━━━━━ PROVIDED INFORMATION

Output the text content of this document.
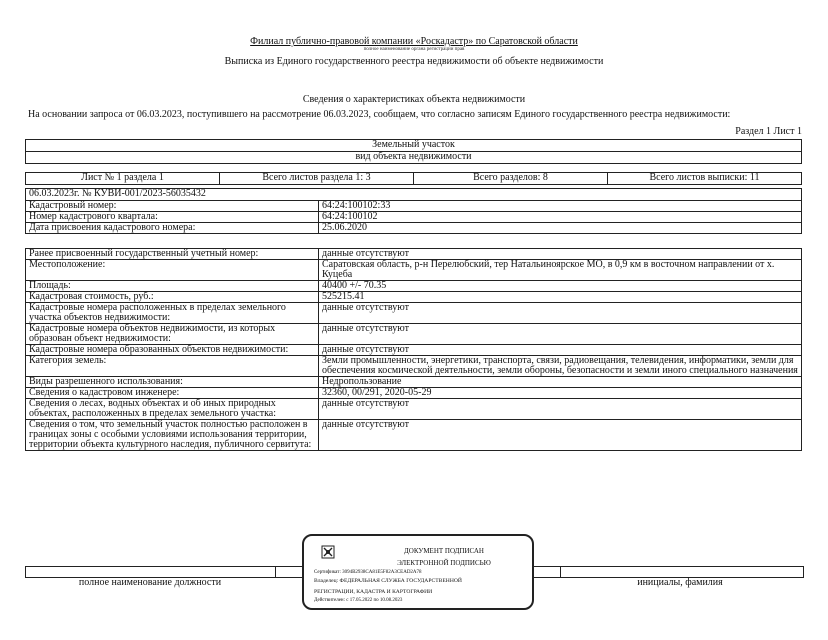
Филиал публично-правовой компании «Роскадастр» по Саратовской области
полное наименование органа регистрации прав
Выписка из Единого государственного реестра недвижимости об объекте недвижимости
Сведения о характеристиках объекта недвижимости
На основании запроса от 06.03.2023, поступившего на рассмотрение 06.03.2023, сообщаем, что согласно записям Единого государственного реестра недвижимости:
Раздел 1 Лист 1
Земельный участок
вид объекта недвижимости
Лист № 1 раздела 1	Всего листов раздела 1: 3	Всего разделов: 8	Всего листов выписки: 11
06.03.2023г. № КУВИ-001/2023-56035432
Кадастровый номер:	64:24:100102:33
Номер кадастрового квартала:	64:24:100102
Дата присвоения кадастрового номера:	25.06.2020
Ранее присвоенный государственный учетный номер:	данные отсутствуют
Местоположение:	Саратовская область, р-н Перелюбский, тер Натальиноярское МО, в 0,9 км в восточном направлении от х. Куцеба
Площадь:	40400 +/- 70.35
Кадастровая стоимость, руб.:	525215.41
Кадастровые номера расположенных в пределах земельного участка объектов недвижимости:	данные отсутствуют
Кадастровые номера объектов недвижимости, из которых образован объект недвижимости:	данные отсутствуют
Кадастровые номера образованных объектов недвижимости:	данные отсутствуют
Категория земель:	Земли промышленности, энергетики, транспорта, связи, радиовещания, телевидения, информатики, земли для обеспечения космической деятельности, земли обороны, безопасности и земли иного специального назначения
Виды разрешенного использования:	Недропользование
Сведения о кадастровом инженере:	32360, 00/291, 2020-05-29
Сведения о лесах, водных объектах и об иных природных объектах, расположенных в пределах земельного участка:	данные отсутствуют
Сведения о том, что земельный участок полностью расположен в границах зоны с особыми условиями использования территории, территории объекта культурного наследия, публичного сервитута:	данные отсутствуют
полное наименование должности	инициалы, фамилия
ДОКУМЕНТ ПОДПИСАН
ЭЛЕКТРОННОЙ ПОДПИСЬЮ
Сертификат: 3094B2938CA81E5F82A3CEAD2A78
Владелец: ФЕДЕРАЛЬНАЯ СЛУЖБА ГОСУДАРСТВЕННОЙ
РЕГИСТРАЦИИ, КАДАСТРА И КАРТОГРАФИИ
Действителен: с 17.05.2022 по 10.08.2023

━━━━━━━━━━

### YOUR TASK
Take each line of the material that contains the word "Сведения" and list it.

### PROBLEM SOLUTION
Сведения о характеристиках объекта недвижимости
Сведения о кадастровом инженере:	32360, 00/291, 2020-05-29
Сведения о лесах, водных объектах и об иных природных объектах, расположенных в пределах земельного участка:	данные отсутствуют
Сведения о том, что земельный участок полностью расположен в границах зоны с особыми условиями использования территории, территории объекта культурного наследия, публичного сервитута:	данные отсутствуют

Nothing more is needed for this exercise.